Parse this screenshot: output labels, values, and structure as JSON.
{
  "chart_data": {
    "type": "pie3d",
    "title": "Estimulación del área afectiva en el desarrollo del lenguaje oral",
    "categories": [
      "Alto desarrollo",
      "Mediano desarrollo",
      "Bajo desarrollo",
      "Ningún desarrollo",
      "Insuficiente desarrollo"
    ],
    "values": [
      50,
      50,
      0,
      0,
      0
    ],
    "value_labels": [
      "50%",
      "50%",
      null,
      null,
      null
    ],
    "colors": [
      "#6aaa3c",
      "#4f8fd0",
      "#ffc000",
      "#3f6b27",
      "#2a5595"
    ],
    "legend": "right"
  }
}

**Exercise prompt**
Reproduce the full listing above, character for character.

**Solution below**
Parse this screenshot: output labels, values, and structure as JSON.
{
  "chart_data": {
    "type": "pie3d",
    "title": "Estimulación del área afectiva en el desarrollo del lenguaje oral",
    "categories": [
      "Alto desarrollo",
      "Mediano desarrollo",
      "Bajo desarrollo",
      "Ningún desarrollo",
      "Insuficiente desarrollo"
    ],
    "values": [
      50,
      50,
      0,
      0,
      0
    ],
    "value_labels": [
      "50%",
      "50%",
      null,
      null,
      null
    ],
    "colors": [
      "#6aaa3c",
      "#4f8fd0",
      "#ffc000",
      "#3f6b27",
      "#2a5595"
    ],
    "legend": "right"
  }
}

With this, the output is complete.